> _Set problem_
Keep only the lines of the data below that contain "абразивных", and copy them.

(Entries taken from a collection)
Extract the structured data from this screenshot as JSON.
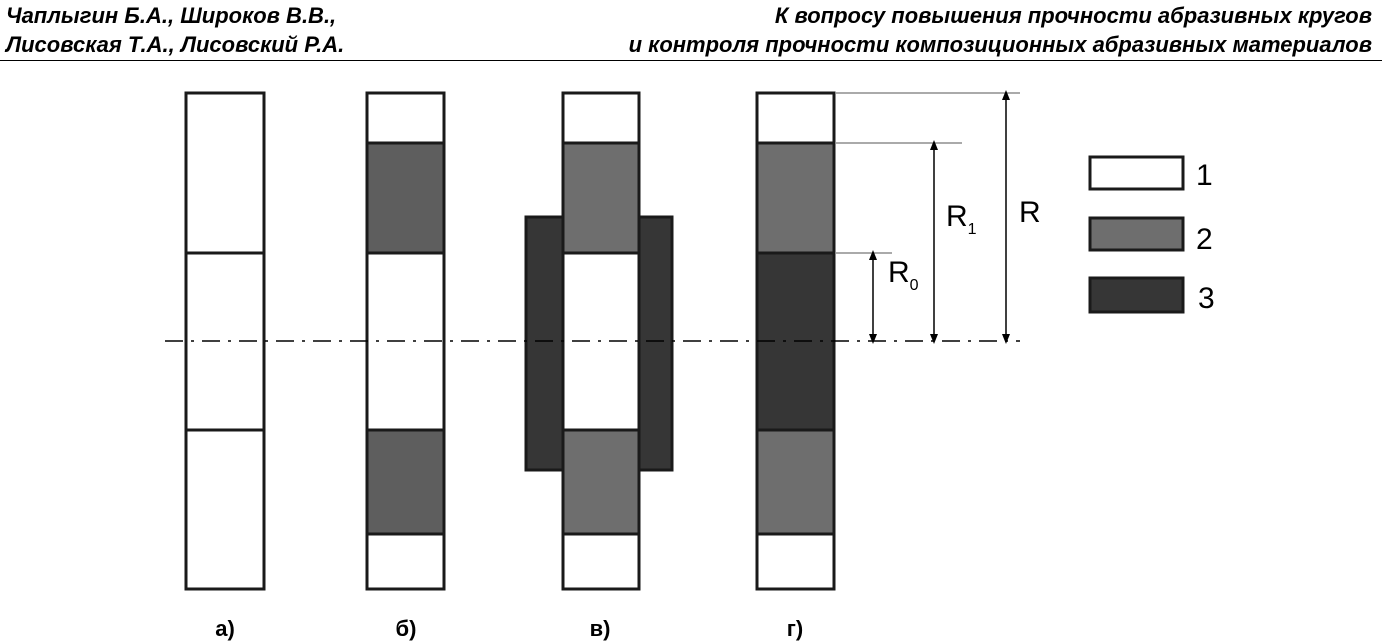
{
  "header": {
    "authors_line1": "Чаплыгин Б.А., Широков В.В.,",
    "authors_line2": "Лисовская Т.А., Лисовский Р.А.",
    "title_line1": "К вопросу повышения прочности абразивных кругов",
    "title_line2": "и контроля прочности композиционных абразивных материалов"
  },
  "figure": {
    "colors": {
      "material_1": "#ffffff",
      "material_2": "#6e6e6e",
      "material_2_b": "#5e5e5e",
      "material_3": "#363636"
    },
    "panel_labels": {
      "a": "а)",
      "b": "б)",
      "v": "в)",
      "g": "г)"
    },
    "dimensions": {
      "R": "R",
      "R1_base": "R",
      "R1_sub": "1",
      "R0_base": "R",
      "R0_sub": "0"
    },
    "legend": [
      {
        "key": "1",
        "material": "material_1"
      },
      {
        "key": "2",
        "material": "material_2"
      },
      {
        "key": "3",
        "material": "material_3"
      }
    ]
  }
}
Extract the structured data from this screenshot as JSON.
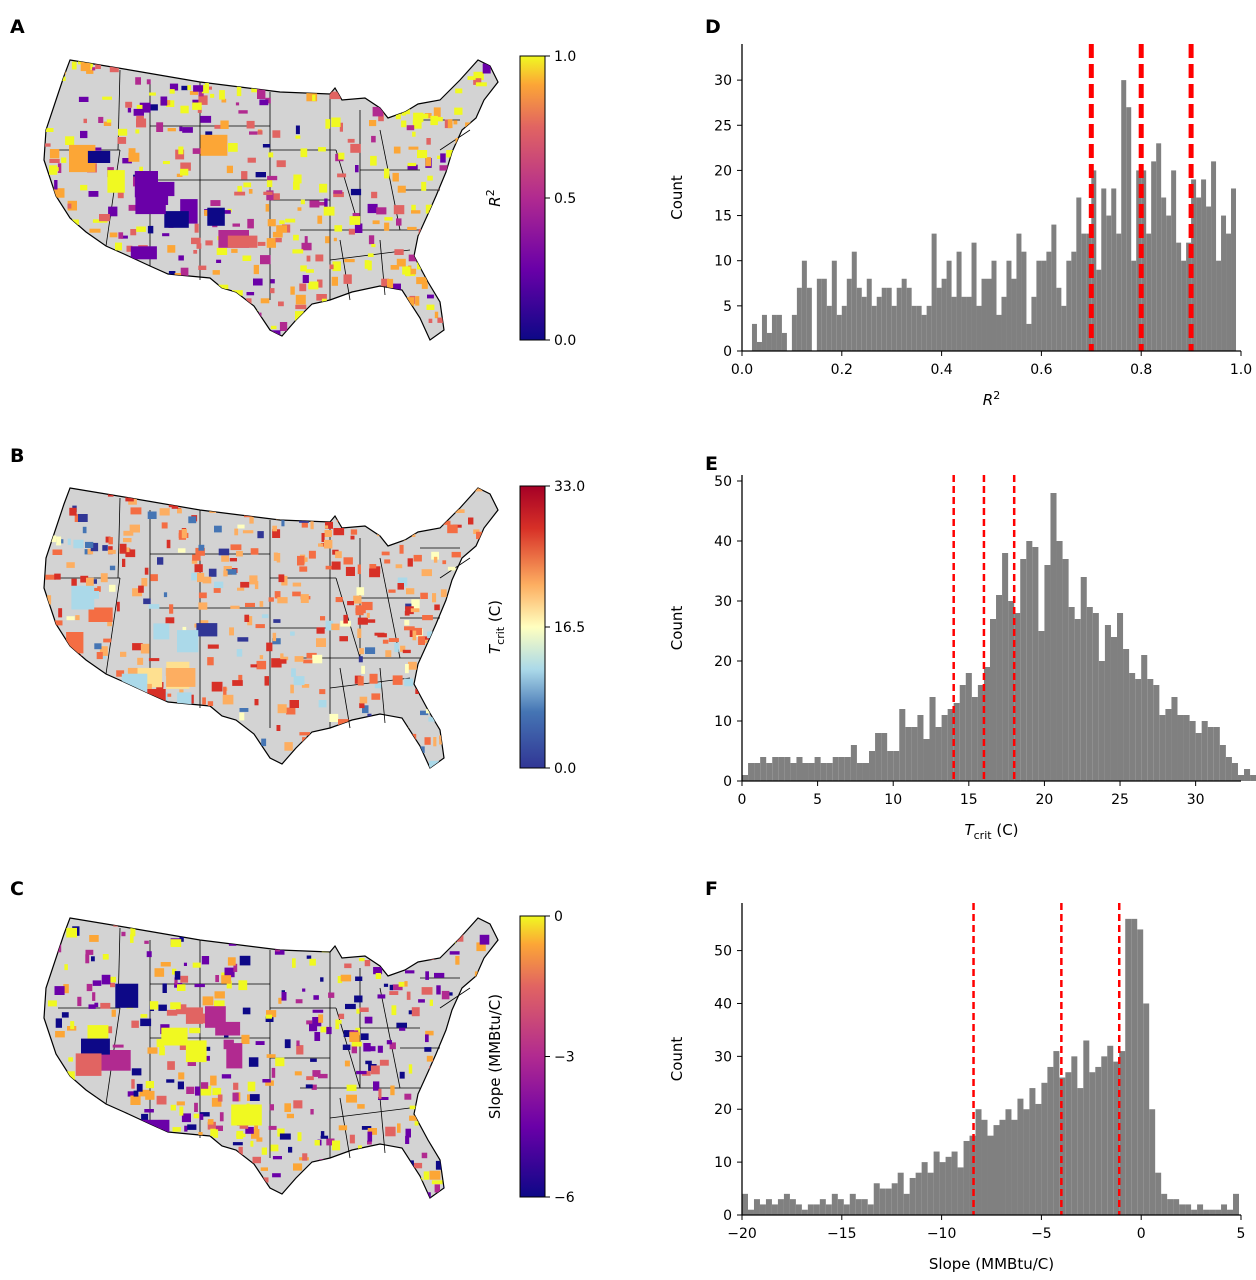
{
  "panels": {
    "A": {
      "letter": "A",
      "colorbar_label": "R²",
      "ticks": [
        "1.0",
        "0.5",
        "0.0"
      ],
      "cmap": "plasma",
      "vmin": 0.0,
      "vmax": 1.0
    },
    "B": {
      "letter": "B",
      "colorbar_label": "T_crit (C)",
      "ticks": [
        "33.0",
        "16.5",
        "0.0"
      ],
      "cmap": "RdYlBu_r",
      "vmin": 0.0,
      "vmax": 33.0
    },
    "C": {
      "letter": "C",
      "colorbar_label": "Slope (MMBtu/C)",
      "ticks": [
        "0",
        "−3",
        "−6"
      ],
      "cmap": "plasma",
      "vmin": -6,
      "vmax": 0
    }
  },
  "colors": {
    "bars": "#808080",
    "lines": "#ff0000",
    "land": "#d3d3d3",
    "border": "#000000"
  },
  "chart_data": [
    {
      "panel": "D",
      "type": "bar",
      "xlabel": "R²",
      "ylabel": "Count",
      "xlim": [
        0.0,
        1.0
      ],
      "ylim": [
        0,
        34
      ],
      "xticks": [
        "0.0",
        "0.2",
        "0.4",
        "0.6",
        "0.8",
        "1.0"
      ],
      "yticks": [
        "0",
        "5",
        "10",
        "15",
        "20",
        "25",
        "30"
      ],
      "bin_start": 0.0,
      "bin_width": 0.01,
      "counts": [
        0,
        0,
        3,
        1,
        4,
        2,
        4,
        4,
        2,
        0,
        4,
        7,
        10,
        7,
        0,
        8,
        8,
        5,
        10,
        4,
        5,
        8,
        11,
        7,
        6,
        8,
        5,
        6,
        7,
        7,
        5,
        7,
        8,
        7,
        5,
        5,
        4,
        5,
        13,
        7,
        8,
        10,
        6,
        11,
        6,
        6,
        12,
        5,
        8,
        8,
        10,
        4,
        6,
        10,
        8,
        13,
        11,
        3,
        6,
        10,
        10,
        11,
        14,
        7,
        5,
        10,
        11,
        17,
        13,
        13,
        20,
        9,
        18,
        15,
        18,
        13,
        30,
        27,
        10,
        20,
        20,
        13,
        21,
        23,
        17,
        15,
        20,
        12,
        10,
        12,
        19,
        17,
        19,
        16,
        21,
        10,
        15,
        13,
        18,
        0
      ],
      "vlines": [
        0.7,
        0.8,
        0.9
      ],
      "vline_style": "thick"
    },
    {
      "panel": "E",
      "type": "bar",
      "xlabel": "T_crit (C)",
      "ylabel": "Count",
      "xlim": [
        0,
        33
      ],
      "ylim": [
        0,
        51
      ],
      "xticks": [
        "0",
        "5",
        "10",
        "15",
        "20",
        "25",
        "30"
      ],
      "yticks": [
        "0",
        "10",
        "20",
        "30",
        "40",
        "50"
      ],
      "bin_start": 0,
      "bin_width": 0.4,
      "counts": [
        1,
        3,
        3,
        4,
        3,
        4,
        4,
        4,
        3,
        4,
        3,
        3,
        4,
        3,
        3,
        4,
        4,
        4,
        6,
        3,
        3,
        5,
        8,
        8,
        5,
        5,
        12,
        9,
        9,
        11,
        7,
        14,
        9,
        11,
        12,
        13,
        16,
        18,
        14,
        16,
        19,
        27,
        31,
        38,
        30,
        28,
        37,
        40,
        39,
        25,
        36,
        48,
        40,
        37,
        29,
        27,
        34,
        29,
        28,
        20,
        26,
        24,
        28,
        22,
        18,
        17,
        21,
        17,
        16,
        11,
        12,
        14,
        11,
        11,
        10,
        8,
        10,
        9,
        9,
        6,
        4,
        3,
        1,
        2,
        1,
        1,
        0,
        0,
        0,
        0
      ],
      "vlines": [
        14,
        16,
        18
      ],
      "vline_style": "thin"
    },
    {
      "panel": "F",
      "type": "bar",
      "xlabel": "Slope (MMBtu/C)",
      "ylabel": "Count",
      "xlim": [
        -20,
        5
      ],
      "ylim": [
        0,
        59
      ],
      "xticks": [
        "−20",
        "−15",
        "−10",
        "−5",
        "0",
        "5"
      ],
      "yticks": [
        "0",
        "10",
        "20",
        "30",
        "40",
        "50"
      ],
      "bin_start": -20,
      "bin_width": 0.3,
      "counts": [
        4,
        1,
        3,
        2,
        3,
        2,
        3,
        4,
        3,
        2,
        1,
        2,
        2,
        3,
        2,
        4,
        3,
        2,
        4,
        3,
        3,
        2,
        6,
        5,
        5,
        6,
        8,
        4,
        7,
        8,
        10,
        8,
        12,
        10,
        11,
        12,
        9,
        14,
        15,
        20,
        18,
        15,
        17,
        18,
        20,
        18,
        22,
        20,
        24,
        21,
        25,
        28,
        31,
        26,
        27,
        30,
        24,
        33,
        27,
        28,
        30,
        32,
        29,
        31,
        56,
        56,
        54,
        40,
        20,
        8,
        4,
        3,
        3,
        2,
        2,
        1,
        2,
        1,
        1,
        1,
        2,
        1,
        4
      ],
      "vlines": [
        -8.4,
        -4.0,
        -1.1
      ],
      "vline_style": "thin"
    }
  ]
}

> _Solution to this exercise_
    "title_line1": "К вопросу повышения прочности абразивных кругов",
    "title_line2": "и контроля прочности композиционных абразивных материалов"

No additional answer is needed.